* **Given entries**:
----

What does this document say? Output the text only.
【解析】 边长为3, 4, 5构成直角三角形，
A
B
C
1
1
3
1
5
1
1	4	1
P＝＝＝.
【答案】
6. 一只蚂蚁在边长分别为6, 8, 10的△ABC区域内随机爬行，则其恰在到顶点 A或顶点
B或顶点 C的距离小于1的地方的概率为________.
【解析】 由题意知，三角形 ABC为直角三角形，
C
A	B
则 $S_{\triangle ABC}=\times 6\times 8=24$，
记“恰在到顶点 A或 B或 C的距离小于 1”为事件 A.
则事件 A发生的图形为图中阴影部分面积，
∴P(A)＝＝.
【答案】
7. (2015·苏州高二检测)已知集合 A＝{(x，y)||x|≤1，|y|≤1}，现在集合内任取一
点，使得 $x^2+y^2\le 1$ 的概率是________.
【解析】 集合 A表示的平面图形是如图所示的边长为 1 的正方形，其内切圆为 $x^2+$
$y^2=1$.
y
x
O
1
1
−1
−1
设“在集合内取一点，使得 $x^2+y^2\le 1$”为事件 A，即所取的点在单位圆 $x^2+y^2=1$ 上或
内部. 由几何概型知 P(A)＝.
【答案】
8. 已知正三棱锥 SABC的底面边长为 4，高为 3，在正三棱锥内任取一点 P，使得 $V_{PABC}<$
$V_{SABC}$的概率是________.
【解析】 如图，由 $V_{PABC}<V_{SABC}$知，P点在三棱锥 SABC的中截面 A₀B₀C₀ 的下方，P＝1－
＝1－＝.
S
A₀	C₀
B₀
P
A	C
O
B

----

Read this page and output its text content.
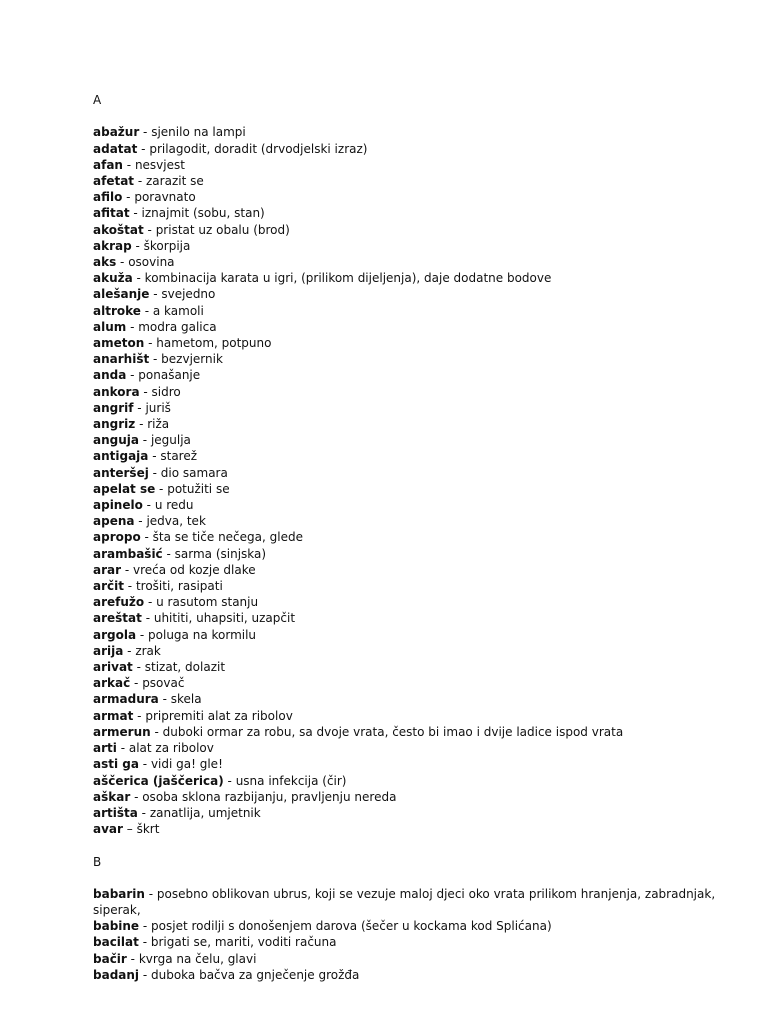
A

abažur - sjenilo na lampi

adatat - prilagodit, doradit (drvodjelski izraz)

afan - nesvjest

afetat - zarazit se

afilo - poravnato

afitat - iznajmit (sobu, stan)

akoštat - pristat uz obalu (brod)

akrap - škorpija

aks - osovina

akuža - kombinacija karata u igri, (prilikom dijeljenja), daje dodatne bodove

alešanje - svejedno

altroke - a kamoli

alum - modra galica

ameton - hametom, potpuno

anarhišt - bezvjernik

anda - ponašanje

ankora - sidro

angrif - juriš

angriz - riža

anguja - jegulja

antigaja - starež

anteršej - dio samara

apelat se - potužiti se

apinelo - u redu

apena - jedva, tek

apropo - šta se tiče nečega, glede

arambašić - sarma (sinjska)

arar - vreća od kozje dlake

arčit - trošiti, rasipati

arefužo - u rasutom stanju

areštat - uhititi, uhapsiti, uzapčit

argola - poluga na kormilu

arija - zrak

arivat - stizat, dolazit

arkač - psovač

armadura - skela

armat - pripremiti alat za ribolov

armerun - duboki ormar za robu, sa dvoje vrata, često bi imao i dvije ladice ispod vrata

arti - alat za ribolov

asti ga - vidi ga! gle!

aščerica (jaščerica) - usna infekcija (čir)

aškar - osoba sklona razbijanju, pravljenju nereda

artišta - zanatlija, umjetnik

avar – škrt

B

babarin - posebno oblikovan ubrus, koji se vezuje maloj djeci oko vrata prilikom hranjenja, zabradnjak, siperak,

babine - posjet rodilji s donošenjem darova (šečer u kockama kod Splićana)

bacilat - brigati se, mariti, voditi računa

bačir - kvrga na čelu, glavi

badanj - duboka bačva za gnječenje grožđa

----

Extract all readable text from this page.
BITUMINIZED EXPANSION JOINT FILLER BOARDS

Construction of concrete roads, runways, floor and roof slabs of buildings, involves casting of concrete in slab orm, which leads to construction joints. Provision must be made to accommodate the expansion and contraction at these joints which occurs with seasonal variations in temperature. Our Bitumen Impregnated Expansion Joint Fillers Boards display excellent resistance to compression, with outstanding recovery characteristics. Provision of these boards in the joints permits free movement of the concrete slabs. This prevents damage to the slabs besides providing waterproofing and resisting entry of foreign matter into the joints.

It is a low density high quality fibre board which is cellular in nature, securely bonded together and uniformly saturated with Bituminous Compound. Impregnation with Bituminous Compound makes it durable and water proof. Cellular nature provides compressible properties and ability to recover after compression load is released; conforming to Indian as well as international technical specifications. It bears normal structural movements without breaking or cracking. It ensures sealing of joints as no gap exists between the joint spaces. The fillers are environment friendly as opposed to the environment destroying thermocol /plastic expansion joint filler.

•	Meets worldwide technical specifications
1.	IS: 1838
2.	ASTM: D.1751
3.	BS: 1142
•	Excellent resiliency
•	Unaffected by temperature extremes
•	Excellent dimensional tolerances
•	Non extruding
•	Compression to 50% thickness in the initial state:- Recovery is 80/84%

----

* **Task requirements**: Copy every line that contains the string "ribolov".

* **Output below**:
armat - pripremiti alat za ribolov
arti - alat za ribolov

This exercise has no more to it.